◆ Given request ◆
Transcribe the lines below verbatim, skipping the images.
--- START OF Provided data ---
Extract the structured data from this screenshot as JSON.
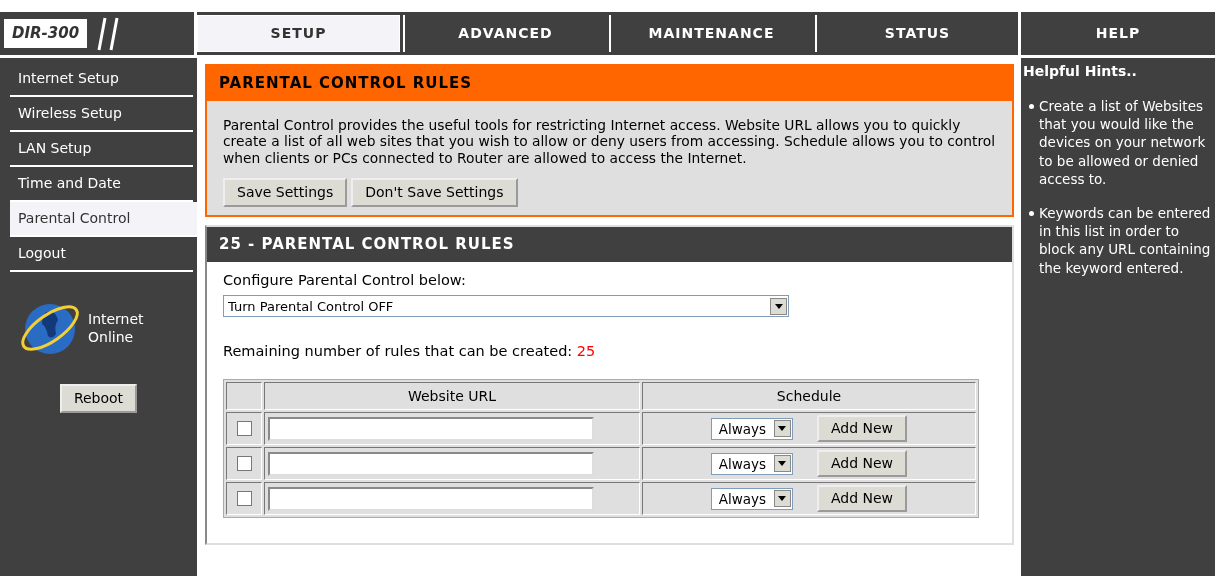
{
  "logo": {
    "text": "DIR-300"
  },
  "tabs": [
    {
      "label": "SETUP",
      "selected": true
    },
    {
      "label": "ADVANCED",
      "selected": false
    },
    {
      "label": "MAINTENANCE",
      "selected": false
    },
    {
      "label": "STATUS",
      "selected": false
    },
    {
      "label": "HELP",
      "selected": false
    }
  ],
  "sidebar": {
    "items": [
      {
        "label": "Internet Setup",
        "selected": false
      },
      {
        "label": "Wireless Setup",
        "selected": false
      },
      {
        "label": "LAN Setup",
        "selected": false
      },
      {
        "label": "Time and Date",
        "selected": false
      },
      {
        "label": "Parental Control",
        "selected": true
      },
      {
        "label": "Logout",
        "selected": false
      }
    ],
    "internet_status": "Internet Online",
    "reboot_button": "Reboot"
  },
  "intro": {
    "title": "PARENTAL CONTROL RULES",
    "text": "Parental Control provides the useful tools for restricting Internet access. Website URL allows you to quickly create a list of all web sites that you wish to allow or deny users from accessing. Schedule allows you to control when clients or PCs connected to Router are allowed to access the Internet.",
    "buttons": [
      "Save Settings",
      "Don't Save Settings"
    ]
  },
  "rules": {
    "title": "25 - PARENTAL CONTROL RULES",
    "configure_label": "Configure Parental Control below:",
    "configure_value": "Turn Parental Control OFF",
    "remaining_label": "Remaining number of rules that can be created:",
    "remaining_count": "25",
    "table": {
      "columns": [
        "Website URL",
        "Schedule"
      ],
      "rows": [
        {
          "checked": false,
          "url": "",
          "schedule": "Always",
          "button": "Add New"
        },
        {
          "checked": false,
          "url": "",
          "schedule": "Always",
          "button": "Add New"
        },
        {
          "checked": false,
          "url": "",
          "schedule": "Always",
          "button": "Add New"
        }
      ]
    }
  },
  "hints": {
    "title": "Helpful Hints..",
    "items": [
      "Create a list of Websites that you would like the devices on your network to be allowed or denied access to.",
      "Keywords can be entered in this list in order to block any URL containing the keyword entered."
    ]
  }
}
--- END OF Provided data ---
◆ Complete response ◆
Extract the structured data from this screenshot as JSON.
{
  "logo": {
    "text": "DIR-300"
  },
  "tabs": [
    {
      "label": "SETUP",
      "selected": true
    },
    {
      "label": "ADVANCED",
      "selected": false
    },
    {
      "label": "MAINTENANCE",
      "selected": false
    },
    {
      "label": "STATUS",
      "selected": false
    },
    {
      "label": "HELP",
      "selected": false
    }
  ],
  "sidebar": {
    "items": [
      {
        "label": "Internet Setup",
        "selected": false
      },
      {
        "label": "Wireless Setup",
        "selected": false
      },
      {
        "label": "LAN Setup",
        "selected": false
      },
      {
        "label": "Time and Date",
        "selected": false
      },
      {
        "label": "Parental Control",
        "selected": true
      },
      {
        "label": "Logout",
        "selected": false
      }
    ],
    "internet_status": "Internet Online",
    "reboot_button": "Reboot"
  },
  "intro": {
    "title": "PARENTAL CONTROL RULES",
    "text": "Parental Control provides the useful tools for restricting Internet access. Website URL allows you to quickly create a list of all web sites that you wish to allow or deny users from accessing. Schedule allows you to control when clients or PCs connected to Router are allowed to access the Internet.",
    "buttons": [
      "Save Settings",
      "Don't Save Settings"
    ]
  },
  "rules": {
    "title": "25 - PARENTAL CONTROL RULES",
    "configure_label": "Configure Parental Control below:",
    "configure_value": "Turn Parental Control OFF",
    "remaining_label": "Remaining number of rules that can be created:",
    "remaining_count": "25",
    "table": {
      "columns": [
        "Website URL",
        "Schedule"
      ],
      "rows": [
        {
          "checked": false,
          "url": "",
          "schedule": "Always",
          "button": "Add New"
        },
        {
          "checked": false,
          "url": "",
          "schedule": "Always",
          "button": "Add New"
        },
        {
          "checked": false,
          "url": "",
          "schedule": "Always",
          "button": "Add New"
        }
      ]
    }
  },
  "hints": {
    "title": "Helpful Hints..",
    "items": [
      "Create a list of Websites that you would like the devices on your network to be allowed or denied access to.",
      "Keywords can be entered in this list in order to block any URL containing the keyword entered."
    ]
  }
}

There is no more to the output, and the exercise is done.